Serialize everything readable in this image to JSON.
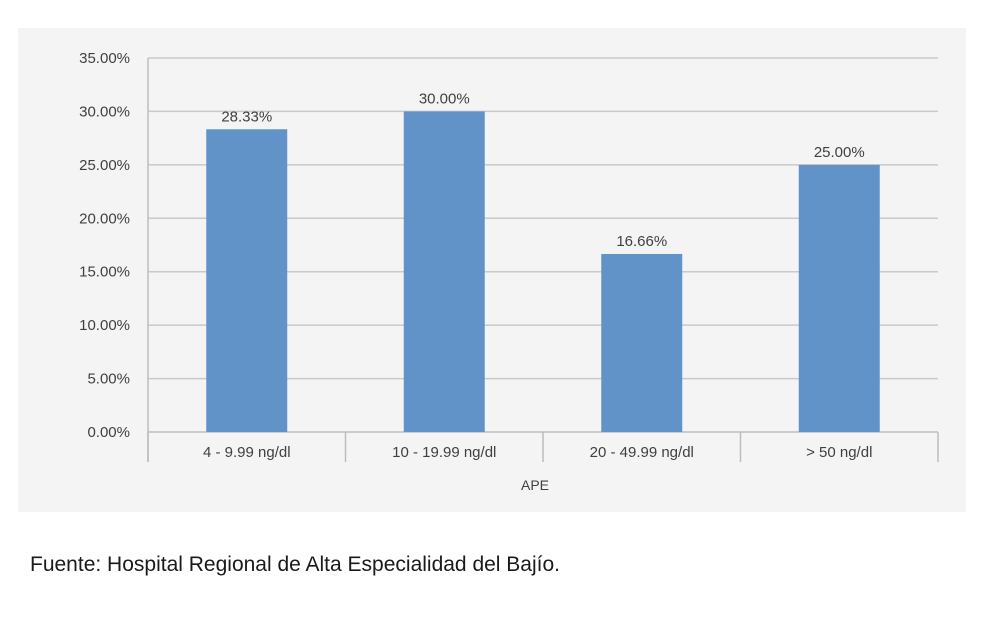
{
  "chart_data": {
    "type": "bar",
    "categories": [
      "4 - 9.99 ng/dl",
      "10 - 19.99 ng/dl",
      "20 - 49.99 ng/dl",
      "> 50 ng/dl"
    ],
    "values": [
      28.33,
      30.0,
      16.66,
      25.0
    ],
    "data_labels": [
      "28.33%",
      "30.00%",
      "16.66%",
      "25.00%"
    ],
    "xlabel": "APE",
    "ylabel": "",
    "ylim": [
      0,
      35
    ],
    "yticks": [
      0,
      5,
      10,
      15,
      20,
      25,
      30,
      35
    ],
    "ytick_labels": [
      "0.00%",
      "5.00%",
      "10.00%",
      "15.00%",
      "20.00%",
      "25.00%",
      "30.00%",
      "35.00%"
    ],
    "grid": true,
    "legend": "none",
    "bar_color": "#6192c8"
  },
  "source_note": "Fuente: Hospital Regional de Alta Especialidad del Bajío."
}
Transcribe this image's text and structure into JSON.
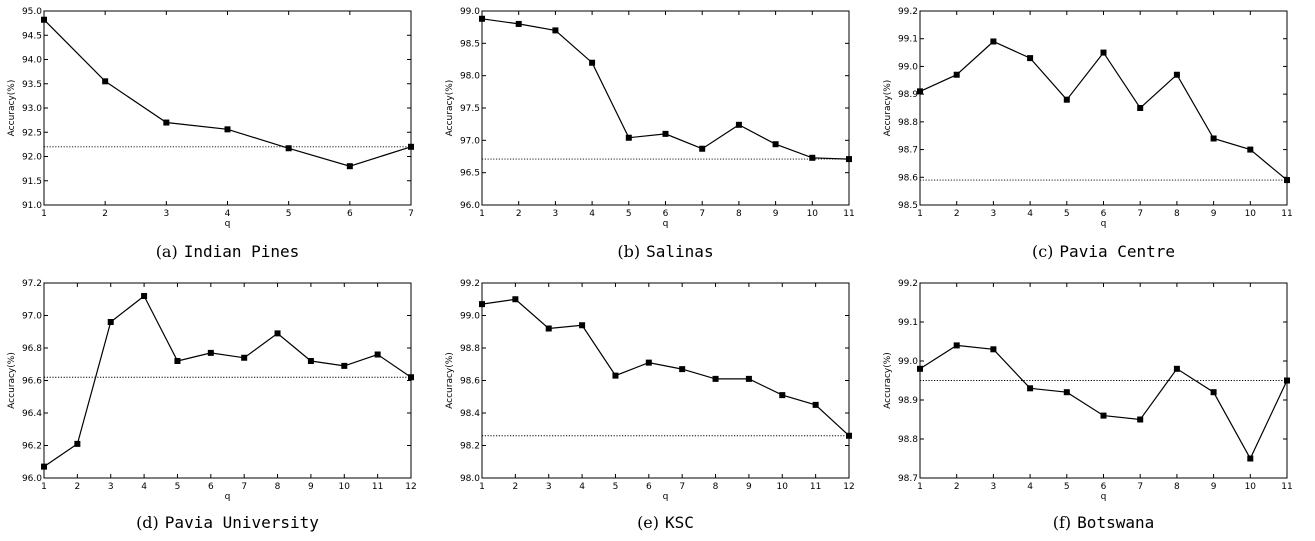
{
  "chart_data": [
    {
      "type": "line",
      "caption_letter": "(a)",
      "caption_name": "Indian Pines",
      "xlabel": "q",
      "ylabel": "Accuracy(%)",
      "x": [
        1,
        2,
        3,
        4,
        5,
        6,
        7
      ],
      "xticks": [
        "1",
        "2",
        "3",
        "4",
        "5",
        "6",
        "7"
      ],
      "xlim": [
        1,
        7
      ],
      "ylim": [
        91.0,
        95.0
      ],
      "yticks": [
        "91.0",
        "91.5",
        "92.0",
        "92.5",
        "93.0",
        "93.5",
        "94.0",
        "94.5",
        "95.0"
      ],
      "ytick_values": [
        91.0,
        91.5,
        92.0,
        92.5,
        93.0,
        93.5,
        94.0,
        94.5,
        95.0
      ],
      "values": [
        94.82,
        93.55,
        92.7,
        92.56,
        92.17,
        91.8,
        92.2
      ],
      "reference_line": 92.2
    },
    {
      "type": "line",
      "caption_letter": "(b)",
      "caption_name": "Salinas",
      "xlabel": "q",
      "ylabel": "Accuracy(%)",
      "x": [
        1,
        2,
        3,
        4,
        5,
        6,
        7,
        8,
        9,
        10,
        11
      ],
      "xticks": [
        "1",
        "2",
        "3",
        "4",
        "5",
        "6",
        "7",
        "8",
        "9",
        "10",
        "11"
      ],
      "xlim": [
        1,
        11
      ],
      "ylim": [
        96.0,
        99.0
      ],
      "yticks": [
        "96.0",
        "96.5",
        "97.0",
        "97.5",
        "98.0",
        "98.5",
        "99.0"
      ],
      "ytick_values": [
        96.0,
        96.5,
        97.0,
        97.5,
        98.0,
        98.5,
        99.0
      ],
      "values": [
        98.88,
        98.8,
        98.7,
        98.2,
        97.04,
        97.1,
        96.87,
        97.24,
        96.94,
        96.73,
        96.71
      ],
      "reference_line": 96.71
    },
    {
      "type": "line",
      "caption_letter": "(c)",
      "caption_name": "Pavia Centre",
      "xlabel": "q",
      "ylabel": "Accuracy(%)",
      "x": [
        1,
        2,
        3,
        4,
        5,
        6,
        7,
        8,
        9,
        10,
        11
      ],
      "xticks": [
        "1",
        "2",
        "3",
        "4",
        "5",
        "6",
        "7",
        "8",
        "9",
        "10",
        "11"
      ],
      "xlim": [
        1,
        11
      ],
      "ylim": [
        98.5,
        99.2
      ],
      "yticks": [
        "98.5",
        "98.6",
        "98.7",
        "98.8",
        "98.9",
        "99.0",
        "99.1",
        "99.2"
      ],
      "ytick_values": [
        98.5,
        98.6,
        98.7,
        98.8,
        98.9,
        99.0,
        99.1,
        99.2
      ],
      "values": [
        98.91,
        98.97,
        99.09,
        99.03,
        98.88,
        99.05,
        98.85,
        98.97,
        98.74,
        98.7,
        98.59
      ],
      "reference_line": 98.59
    },
    {
      "type": "line",
      "caption_letter": "(d)",
      "caption_name": "Pavia University",
      "xlabel": "q",
      "ylabel": "Accuracy(%)",
      "x": [
        1,
        2,
        3,
        4,
        5,
        6,
        7,
        8,
        9,
        10,
        11,
        12
      ],
      "xticks": [
        "1",
        "2",
        "3",
        "4",
        "5",
        "6",
        "7",
        "8",
        "9",
        "10",
        "11",
        "12"
      ],
      "xlim": [
        1,
        12
      ],
      "ylim": [
        96.0,
        97.2
      ],
      "yticks": [
        "96.0",
        "96.2",
        "96.4",
        "96.6",
        "96.8",
        "97.0",
        "97.2"
      ],
      "ytick_values": [
        96.0,
        96.2,
        96.4,
        96.6,
        96.8,
        97.0,
        97.2
      ],
      "values": [
        96.07,
        96.21,
        96.96,
        97.12,
        96.72,
        96.77,
        96.74,
        96.89,
        96.72,
        96.69,
        96.76,
        96.62
      ],
      "reference_line": 96.62
    },
    {
      "type": "line",
      "caption_letter": "(e)",
      "caption_name": "KSC",
      "xlabel": "q",
      "ylabel": "Accuracy(%)",
      "x": [
        1,
        2,
        3,
        4,
        5,
        6,
        7,
        8,
        9,
        10,
        11,
        12
      ],
      "xticks": [
        "1",
        "2",
        "3",
        "4",
        "5",
        "6",
        "7",
        "8",
        "9",
        "10",
        "11",
        "12"
      ],
      "xlim": [
        1,
        12
      ],
      "ylim": [
        98.0,
        99.2
      ],
      "yticks": [
        "98.0",
        "98.2",
        "98.4",
        "98.6",
        "98.8",
        "99.0",
        "99.2"
      ],
      "ytick_values": [
        98.0,
        98.2,
        98.4,
        98.6,
        98.8,
        99.0,
        99.2
      ],
      "values": [
        99.07,
        99.1,
        98.92,
        98.94,
        98.63,
        98.71,
        98.67,
        98.61,
        98.61,
        98.51,
        98.45,
        98.26
      ],
      "reference_line": 98.26
    },
    {
      "type": "line",
      "caption_letter": "(f)",
      "caption_name": "Botswana",
      "xlabel": "q",
      "ylabel": "Accuracy(%)",
      "x": [
        1,
        2,
        3,
        4,
        5,
        6,
        7,
        8,
        9,
        10,
        11
      ],
      "xticks": [
        "1",
        "2",
        "3",
        "4",
        "5",
        "6",
        "7",
        "8",
        "9",
        "10",
        "11"
      ],
      "xlim": [
        1,
        11
      ],
      "ylim": [
        98.7,
        99.2
      ],
      "yticks": [
        "98.7",
        "98.8",
        "98.9",
        "99.0",
        "99.1",
        "99.2"
      ],
      "ytick_values": [
        98.7,
        98.8,
        98.9,
        99.0,
        99.1,
        99.2
      ],
      "values": [
        98.98,
        99.04,
        99.03,
        98.93,
        98.92,
        98.86,
        98.85,
        98.98,
        98.92,
        98.75,
        98.95
      ],
      "reference_line": 98.95
    }
  ]
}
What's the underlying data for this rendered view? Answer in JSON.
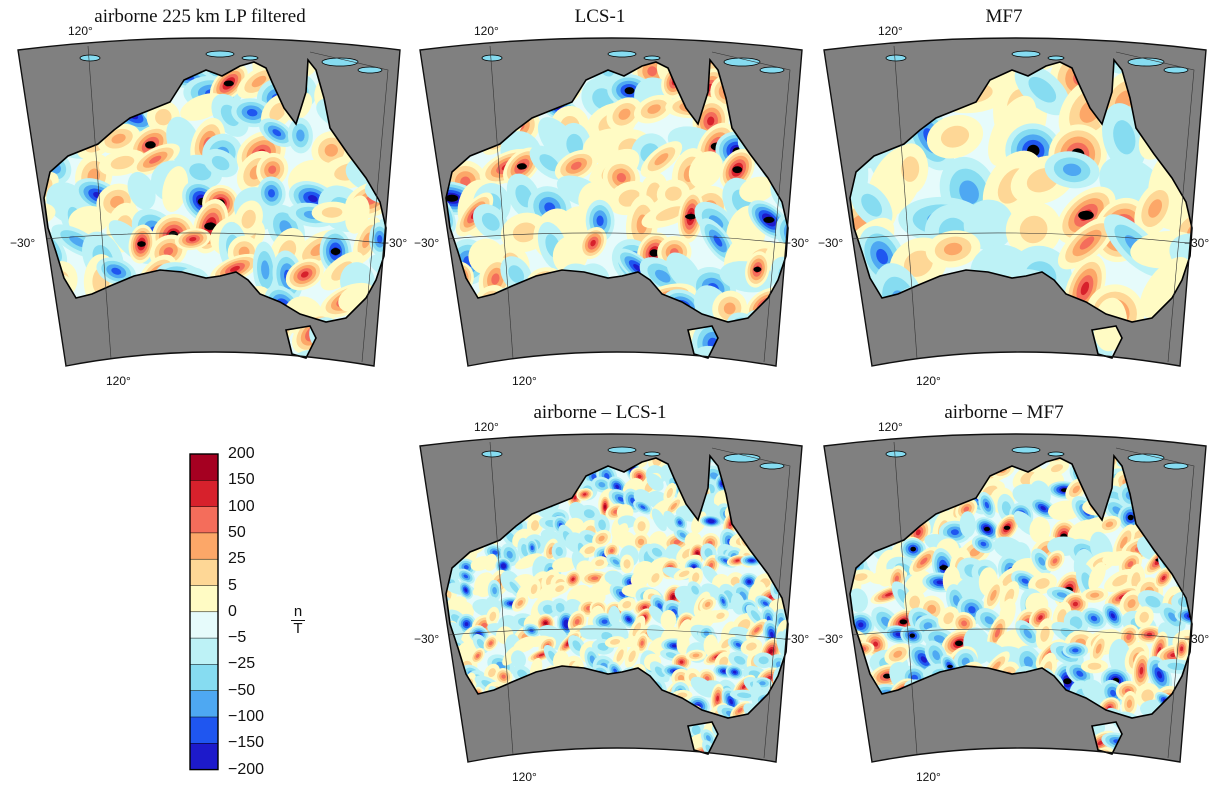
{
  "panels": [
    {
      "id": "airborne",
      "title": "airborne 225 km LP filtered",
      "pattern": "large"
    },
    {
      "id": "lcs1",
      "title": "LCS-1",
      "pattern": "large"
    },
    {
      "id": "mf7",
      "title": "MF7",
      "pattern": "smooth"
    },
    {
      "id": "diff_lcs1",
      "title": "airborne – LCS-1",
      "pattern": "small"
    },
    {
      "id": "diff_mf7",
      "title": "airborne – MF7",
      "pattern": "medium"
    }
  ],
  "tick_labels": {
    "lon": "120°",
    "lat_left": "−30°",
    "lat_right": "−30°"
  },
  "colorbar": {
    "unit_top": "n",
    "unit_bottom": "T",
    "labels": [
      "200",
      "150",
      "100",
      "50",
      "25",
      "5",
      "0",
      "−5",
      "−25",
      "−50",
      "−100",
      "−150",
      "−200"
    ],
    "colors": [
      "#a50021",
      "#d7212c",
      "#f46d5b",
      "#fca768",
      "#fed796",
      "#fffbc4",
      "#e6fbfb",
      "#bdf2f6",
      "#86dcf1",
      "#4ea8f2",
      "#1f56f0",
      "#1d1acb"
    ]
  },
  "colors": {
    "ocean": "#808080",
    "coast": "#000000",
    "frame": "#111111"
  }
}
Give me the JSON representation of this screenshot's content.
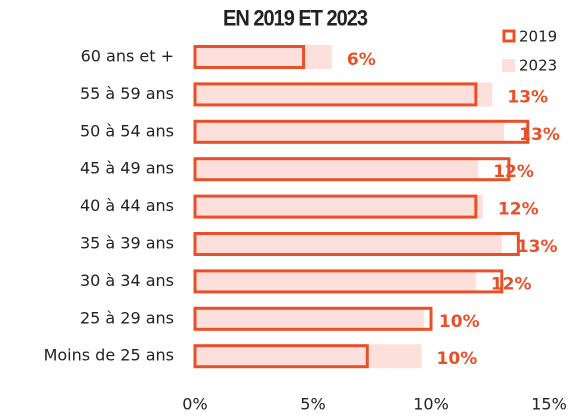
{
  "chart_data": {
    "type": "bar",
    "orientation": "horizontal",
    "title": "EN 2019 ET 2023",
    "categories": [
      "60 ans et +",
      "55 à 59 ans",
      "50 à 54 ans",
      "45 à 49 ans",
      "40 à 44 ans",
      "35 à 39 ans",
      "30 à 34 ans",
      "25 à 29 ans",
      "Moins de 25 ans"
    ],
    "series": [
      {
        "name": "2019",
        "color": "#e8502a",
        "style": "outline",
        "values": [
          4.6,
          11.9,
          14.1,
          13.3,
          11.9,
          13.7,
          13.0,
          10.0,
          7.3
        ]
      },
      {
        "name": "2023",
        "color": "#fde0dc",
        "style": "fill",
        "values": [
          5.8,
          12.6,
          13.1,
          12.0,
          12.2,
          13.0,
          11.9,
          9.7,
          9.6
        ],
        "value_labels": [
          "6%",
          "13%",
          "13%",
          "12%",
          "12%",
          "13%",
          "12%",
          "10%",
          "10%"
        ],
        "label_color": "#e8502a"
      }
    ],
    "xlim": [
      0,
      15
    ],
    "xticks": [
      {
        "value": 0,
        "label": "0%"
      },
      {
        "value": 5,
        "label": "5%"
      },
      {
        "value": 10,
        "label": "10%"
      },
      {
        "value": 15,
        "label": "15%"
      }
    ],
    "legend": "upper right"
  }
}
+ + + +
=== EXERCISE PROMPT ===
Say how many lines above contain the string "this". Answer with the number only.

=== EXERCISE RESULT ===
4